### Dataset entries
-- Start --

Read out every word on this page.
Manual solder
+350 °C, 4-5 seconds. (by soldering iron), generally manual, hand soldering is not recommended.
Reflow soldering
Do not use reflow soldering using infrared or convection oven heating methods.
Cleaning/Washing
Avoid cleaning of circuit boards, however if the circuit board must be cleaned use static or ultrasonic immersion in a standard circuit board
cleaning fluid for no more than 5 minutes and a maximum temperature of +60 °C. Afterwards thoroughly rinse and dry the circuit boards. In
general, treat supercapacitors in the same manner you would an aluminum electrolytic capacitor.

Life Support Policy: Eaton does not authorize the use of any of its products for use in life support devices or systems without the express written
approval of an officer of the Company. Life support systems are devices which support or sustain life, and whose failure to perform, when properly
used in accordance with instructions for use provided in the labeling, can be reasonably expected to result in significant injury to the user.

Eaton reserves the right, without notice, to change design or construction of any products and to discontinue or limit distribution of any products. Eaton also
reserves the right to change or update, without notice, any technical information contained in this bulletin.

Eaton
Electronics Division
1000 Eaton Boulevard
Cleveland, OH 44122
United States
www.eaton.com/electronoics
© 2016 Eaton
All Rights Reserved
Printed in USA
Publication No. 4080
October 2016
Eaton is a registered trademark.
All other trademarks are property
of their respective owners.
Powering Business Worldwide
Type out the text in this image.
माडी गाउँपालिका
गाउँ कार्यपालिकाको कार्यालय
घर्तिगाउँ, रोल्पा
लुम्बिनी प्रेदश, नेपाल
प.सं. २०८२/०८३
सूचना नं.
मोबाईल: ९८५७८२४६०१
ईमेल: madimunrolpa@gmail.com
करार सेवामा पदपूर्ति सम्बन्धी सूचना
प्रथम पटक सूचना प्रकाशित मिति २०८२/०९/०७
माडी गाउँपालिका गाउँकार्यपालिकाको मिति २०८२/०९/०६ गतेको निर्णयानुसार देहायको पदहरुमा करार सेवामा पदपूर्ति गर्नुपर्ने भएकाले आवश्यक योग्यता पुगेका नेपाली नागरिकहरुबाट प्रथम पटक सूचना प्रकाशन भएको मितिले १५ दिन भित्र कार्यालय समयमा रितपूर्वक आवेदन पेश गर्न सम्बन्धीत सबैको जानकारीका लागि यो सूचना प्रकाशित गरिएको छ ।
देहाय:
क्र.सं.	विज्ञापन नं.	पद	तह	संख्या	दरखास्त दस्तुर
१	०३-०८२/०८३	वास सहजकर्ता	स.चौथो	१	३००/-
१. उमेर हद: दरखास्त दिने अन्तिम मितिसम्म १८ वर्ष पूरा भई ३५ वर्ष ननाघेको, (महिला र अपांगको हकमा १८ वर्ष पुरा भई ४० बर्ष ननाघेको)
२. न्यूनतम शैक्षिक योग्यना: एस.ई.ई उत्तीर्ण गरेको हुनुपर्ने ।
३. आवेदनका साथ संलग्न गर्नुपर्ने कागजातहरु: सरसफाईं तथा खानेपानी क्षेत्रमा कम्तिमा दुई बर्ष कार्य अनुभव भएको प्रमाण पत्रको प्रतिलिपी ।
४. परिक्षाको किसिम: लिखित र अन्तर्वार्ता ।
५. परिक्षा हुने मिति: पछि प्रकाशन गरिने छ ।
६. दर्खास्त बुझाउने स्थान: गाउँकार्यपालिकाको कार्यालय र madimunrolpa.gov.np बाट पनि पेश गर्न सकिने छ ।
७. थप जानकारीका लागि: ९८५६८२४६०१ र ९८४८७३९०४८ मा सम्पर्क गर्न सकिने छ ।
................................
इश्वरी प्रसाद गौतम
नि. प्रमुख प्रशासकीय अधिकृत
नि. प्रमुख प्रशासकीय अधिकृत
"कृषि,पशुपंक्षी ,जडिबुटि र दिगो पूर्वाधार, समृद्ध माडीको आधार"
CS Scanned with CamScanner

-- End --

Type out the full listing again, exactly as given.

### Task output
Read out every word on this page.
Manual solder
+350 °C, 4-5 seconds. (by soldering iron), generally manual, hand soldering is not recommended.
Reflow soldering
Do not use reflow soldering using infrared or convection oven heating methods.
Cleaning/Washing
Avoid cleaning of circuit boards, however if the circuit board must be cleaned use static or ultrasonic immersion in a standard circuit board
cleaning fluid for no more than 5 minutes and a maximum temperature of +60 °C. Afterwards thoroughly rinse and dry the circuit boards. In
general, treat supercapacitors in the same manner you would an aluminum electrolytic capacitor.

Life Support Policy: Eaton does not authorize the use of any of its products for use in life support devices or systems without the express written
approval of an officer of the Company. Life support systems are devices which support or sustain life, and whose failure to perform, when properly
used in accordance with instructions for use provided in the labeling, can be reasonably expected to result in significant injury to the user.

Eaton reserves the right, without notice, to change design or construction of any products and to discontinue or limit distribution of any products. Eaton also
reserves the right to change or update, without notice, any technical information contained in this bulletin.

Eaton
Electronics Division
1000 Eaton Boulevard
Cleveland, OH 44122
United States
www.eaton.com/electronoics
© 2016 Eaton
All Rights Reserved
Printed in USA
Publication No. 4080
October 2016
Eaton is a registered trademark.
All other trademarks are property
of their respective owners.
Powering Business Worldwide
Type out the text in this image.
माडी गाउँपालिका
गाउँ कार्यपालिकाको कार्यालय
घर्तिगाउँ, रोल्पा
लुम्बिनी प्रेदश, नेपाल
प.सं. २०८२/०८३
सूचना नं.
मोबाईल: ९८५७८२४६०१
ईमेल: madimunrolpa@gmail.com
करार सेवामा पदपूर्ति सम्बन्धी सूचना
प्रथम पटक सूचना प्रकाशित मिति २०८२/०९/०७
माडी गाउँपालिका गाउँकार्यपालिकाको मिति २०८२/०९/०६ गतेको निर्णयानुसार देहायको पदहरुमा करार सेवामा पदपूर्ति गर्नुपर्ने भएकाले आवश्यक योग्यता पुगेका नेपाली नागरिकहरुबाट प्रथम पटक सूचना प्रकाशन भएको मितिले १५ दिन भित्र कार्यालय समयमा रितपूर्वक आवेदन पेश गर्न सम्बन्धीत सबैको जानकारीका लागि यो सूचना प्रकाशित गरिएको छ ।
देहाय:
क्र.सं.	विज्ञापन नं.	पद	तह	संख्या	दरखास्त दस्तुर
१	०३-०८२/०८३	वास सहजकर्ता	स.चौथो	१	३००/-
१. उमेर हद: दरखास्त दिने अन्तिम मितिसम्म १८ वर्ष पूरा भई ३५ वर्ष ननाघेको, (महिला र अपांगको हकमा १८ वर्ष पुरा भई ४० बर्ष ननाघेको)
२. न्यूनतम शैक्षिक योग्यना: एस.ई.ई उत्तीर्ण गरेको हुनुपर्ने ।
३. आवेदनका साथ संलग्न गर्नुपर्ने कागजातहरु: सरसफाईं तथा खानेपानी क्षेत्रमा कम्तिमा दुई बर्ष कार्य अनुभव भएको प्रमाण पत्रको प्रतिलिपी ।
४. परिक्षाको किसिम: लिखित र अन्तर्वार्ता ।
५. परिक्षा हुने मिति: पछि प्रकाशन गरिने छ ।
६. दर्खास्त बुझाउने स्थान: गाउँकार्यपालिकाको कार्यालय र madimunrolpa.gov.np बाट पनि पेश गर्न सकिने छ ।
७. थप जानकारीका लागि: ९८५६८२४६०१ र ९८४८७३९०४८ मा सम्पर्क गर्न सकिने छ ।
................................
इश्वरी प्रसाद गौतम
नि. प्रमुख प्रशासकीय अधिकृत
नि. प्रमुख प्रशासकीय अधिकृत
"कृषि,पशुपंक्षी ,जडिबुटि र दिगो पूर्वाधार, समृद्ध माडीको आधार"
CS Scanned with CamScanner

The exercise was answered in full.